OBJECTIVE:
Reproduce all of the material word for word.

------------------------------------

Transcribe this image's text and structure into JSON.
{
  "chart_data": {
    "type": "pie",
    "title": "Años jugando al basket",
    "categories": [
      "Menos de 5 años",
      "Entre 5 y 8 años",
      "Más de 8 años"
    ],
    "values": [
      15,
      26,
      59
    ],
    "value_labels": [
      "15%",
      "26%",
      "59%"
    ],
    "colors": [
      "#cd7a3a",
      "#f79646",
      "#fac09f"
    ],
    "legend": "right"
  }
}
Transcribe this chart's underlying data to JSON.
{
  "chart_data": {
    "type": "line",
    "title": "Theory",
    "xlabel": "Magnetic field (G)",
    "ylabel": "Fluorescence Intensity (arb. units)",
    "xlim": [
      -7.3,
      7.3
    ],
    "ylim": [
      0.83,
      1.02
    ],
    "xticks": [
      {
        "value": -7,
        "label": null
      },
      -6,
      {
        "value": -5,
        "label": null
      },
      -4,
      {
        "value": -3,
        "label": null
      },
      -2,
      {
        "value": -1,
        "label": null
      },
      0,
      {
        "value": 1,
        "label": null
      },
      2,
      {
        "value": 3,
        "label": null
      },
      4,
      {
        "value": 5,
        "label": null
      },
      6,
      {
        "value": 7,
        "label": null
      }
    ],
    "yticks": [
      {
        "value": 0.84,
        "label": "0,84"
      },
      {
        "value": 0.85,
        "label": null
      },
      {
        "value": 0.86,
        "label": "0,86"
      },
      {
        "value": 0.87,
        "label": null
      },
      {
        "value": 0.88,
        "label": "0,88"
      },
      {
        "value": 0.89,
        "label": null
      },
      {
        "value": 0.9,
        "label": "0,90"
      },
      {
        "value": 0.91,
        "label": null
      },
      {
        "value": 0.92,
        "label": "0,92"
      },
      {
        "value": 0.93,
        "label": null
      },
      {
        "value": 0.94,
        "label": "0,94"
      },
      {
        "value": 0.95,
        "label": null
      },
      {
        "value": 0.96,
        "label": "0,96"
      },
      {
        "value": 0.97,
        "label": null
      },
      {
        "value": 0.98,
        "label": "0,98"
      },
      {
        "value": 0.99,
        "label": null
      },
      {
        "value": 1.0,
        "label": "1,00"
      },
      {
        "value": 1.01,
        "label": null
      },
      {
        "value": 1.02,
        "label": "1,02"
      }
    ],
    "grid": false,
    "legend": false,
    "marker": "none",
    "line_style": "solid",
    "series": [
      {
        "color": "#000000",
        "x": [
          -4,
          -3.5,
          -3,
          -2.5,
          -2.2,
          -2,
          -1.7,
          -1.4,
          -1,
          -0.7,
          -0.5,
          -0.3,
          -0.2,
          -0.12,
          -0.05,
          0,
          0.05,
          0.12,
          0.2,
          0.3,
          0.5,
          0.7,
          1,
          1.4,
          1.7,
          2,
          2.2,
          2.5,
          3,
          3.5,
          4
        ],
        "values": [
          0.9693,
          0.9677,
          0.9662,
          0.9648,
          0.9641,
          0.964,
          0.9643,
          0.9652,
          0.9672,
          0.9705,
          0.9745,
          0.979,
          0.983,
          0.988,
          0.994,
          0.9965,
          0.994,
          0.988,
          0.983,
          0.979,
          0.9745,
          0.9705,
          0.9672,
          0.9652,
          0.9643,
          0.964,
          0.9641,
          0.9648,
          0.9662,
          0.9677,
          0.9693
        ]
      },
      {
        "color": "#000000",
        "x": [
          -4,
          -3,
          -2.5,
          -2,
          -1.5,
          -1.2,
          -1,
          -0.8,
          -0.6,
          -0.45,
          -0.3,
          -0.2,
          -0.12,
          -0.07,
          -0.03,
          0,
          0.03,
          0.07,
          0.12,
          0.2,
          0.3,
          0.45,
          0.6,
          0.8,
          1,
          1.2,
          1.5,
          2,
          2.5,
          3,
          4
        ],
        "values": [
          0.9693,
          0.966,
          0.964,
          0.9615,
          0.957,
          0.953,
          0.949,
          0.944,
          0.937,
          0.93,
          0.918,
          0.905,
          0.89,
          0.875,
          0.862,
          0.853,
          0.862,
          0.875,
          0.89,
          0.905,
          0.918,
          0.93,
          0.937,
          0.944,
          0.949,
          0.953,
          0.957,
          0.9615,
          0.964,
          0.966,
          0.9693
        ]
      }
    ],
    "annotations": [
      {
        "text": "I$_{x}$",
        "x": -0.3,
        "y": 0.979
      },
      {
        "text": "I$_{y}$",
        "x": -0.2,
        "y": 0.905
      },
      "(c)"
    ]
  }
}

------------------------------------

COMPLETE RESPONSE:
Transcribe this image's text and structure into JSON.
{
  "chart_data": {
    "type": "pie",
    "title": "Años jugando al basket",
    "categories": [
      "Menos de 5 años",
      "Entre 5 y 8 años",
      "Más de 8 años"
    ],
    "values": [
      15,
      26,
      59
    ],
    "value_labels": [
      "15%",
      "26%",
      "59%"
    ],
    "colors": [
      "#cd7a3a",
      "#f79646",
      "#fac09f"
    ],
    "legend": "right"
  }
}
Transcribe this chart's underlying data to JSON.
{
  "chart_data": {
    "type": "line",
    "title": "Theory",
    "xlabel": "Magnetic field (G)",
    "ylabel": "Fluorescence Intensity (arb. units)",
    "xlim": [
      -7.3,
      7.3
    ],
    "ylim": [
      0.83,
      1.02
    ],
    "xticks": [
      {
        "value": -7,
        "label": null
      },
      -6,
      {
        "value": -5,
        "label": null
      },
      -4,
      {
        "value": -3,
        "label": null
      },
      -2,
      {
        "value": -1,
        "label": null
      },
      0,
      {
        "value": 1,
        "label": null
      },
      2,
      {
        "value": 3,
        "label": null
      },
      4,
      {
        "value": 5,
        "label": null
      },
      6,
      {
        "value": 7,
        "label": null
      }
    ],
    "yticks": [
      {
        "value": 0.84,
        "label": "0,84"
      },
      {
        "value": 0.85,
        "label": null
      },
      {
        "value": 0.86,
        "label": "0,86"
      },
      {
        "value": 0.87,
        "label": null
      },
      {
        "value": 0.88,
        "label": "0,88"
      },
      {
        "value": 0.89,
        "label": null
      },
      {
        "value": 0.9,
        "label": "0,90"
      },
      {
        "value": 0.91,
        "label": null
      },
      {
        "value": 0.92,
        "label": "0,92"
      },
      {
        "value": 0.93,
        "label": null
      },
      {
        "value": 0.94,
        "label": "0,94"
      },
      {
        "value": 0.95,
        "label": null
      },
      {
        "value": 0.96,
        "label": "0,96"
      },
      {
        "value": 0.97,
        "label": null
      },
      {
        "value": 0.98,
        "label": "0,98"
      },
      {
        "value": 0.99,
        "label": null
      },
      {
        "value": 1.0,
        "label": "1,00"
      },
      {
        "value": 1.01,
        "label": null
      },
      {
        "value": 1.02,
        "label": "1,02"
      }
    ],
    "grid": false,
    "legend": false,
    "marker": "none",
    "line_style": "solid",
    "series": [
      {
        "color": "#000000",
        "x": [
          -4,
          -3.5,
          -3,
          -2.5,
          -2.2,
          -2,
          -1.7,
          -1.4,
          -1,
          -0.7,
          -0.5,
          -0.3,
          -0.2,
          -0.12,
          -0.05,
          0,
          0.05,
          0.12,
          0.2,
          0.3,
          0.5,
          0.7,
          1,
          1.4,
          1.7,
          2,
          2.2,
          2.5,
          3,
          3.5,
          4
        ],
        "values": [
          0.9693,
          0.9677,
          0.9662,
          0.9648,
          0.9641,
          0.964,
          0.9643,
          0.9652,
          0.9672,
          0.9705,
          0.9745,
          0.979,
          0.983,
          0.988,
          0.994,
          0.9965,
          0.994,
          0.988,
          0.983,
          0.979,
          0.9745,
          0.9705,
          0.9672,
          0.9652,
          0.9643,
          0.964,
          0.9641,
          0.9648,
          0.9662,
          0.9677,
          0.9693
        ]
      },
      {
        "color": "#000000",
        "x": [
          -4,
          -3,
          -2.5,
          -2,
          -1.5,
          -1.2,
          -1,
          -0.8,
          -0.6,
          -0.45,
          -0.3,
          -0.2,
          -0.12,
          -0.07,
          -0.03,
          0,
          0.03,
          0.07,
          0.12,
          0.2,
          0.3,
          0.45,
          0.6,
          0.8,
          1,
          1.2,
          1.5,
          2,
          2.5,
          3,
          4
        ],
        "values": [
          0.9693,
          0.966,
          0.964,
          0.9615,
          0.957,
          0.953,
          0.949,
          0.944,
          0.937,
          0.93,
          0.918,
          0.905,
          0.89,
          0.875,
          0.862,
          0.853,
          0.862,
          0.875,
          0.89,
          0.905,
          0.918,
          0.93,
          0.937,
          0.944,
          0.949,
          0.953,
          0.957,
          0.9615,
          0.964,
          0.966,
          0.9693
        ]
      }
    ],
    "annotations": [
      {
        "text": "I$_{x}$",
        "x": -0.3,
        "y": 0.979
      },
      {
        "text": "I$_{y}$",
        "x": -0.2,
        "y": 0.905
      },
      "(c)"
    ]
  }
}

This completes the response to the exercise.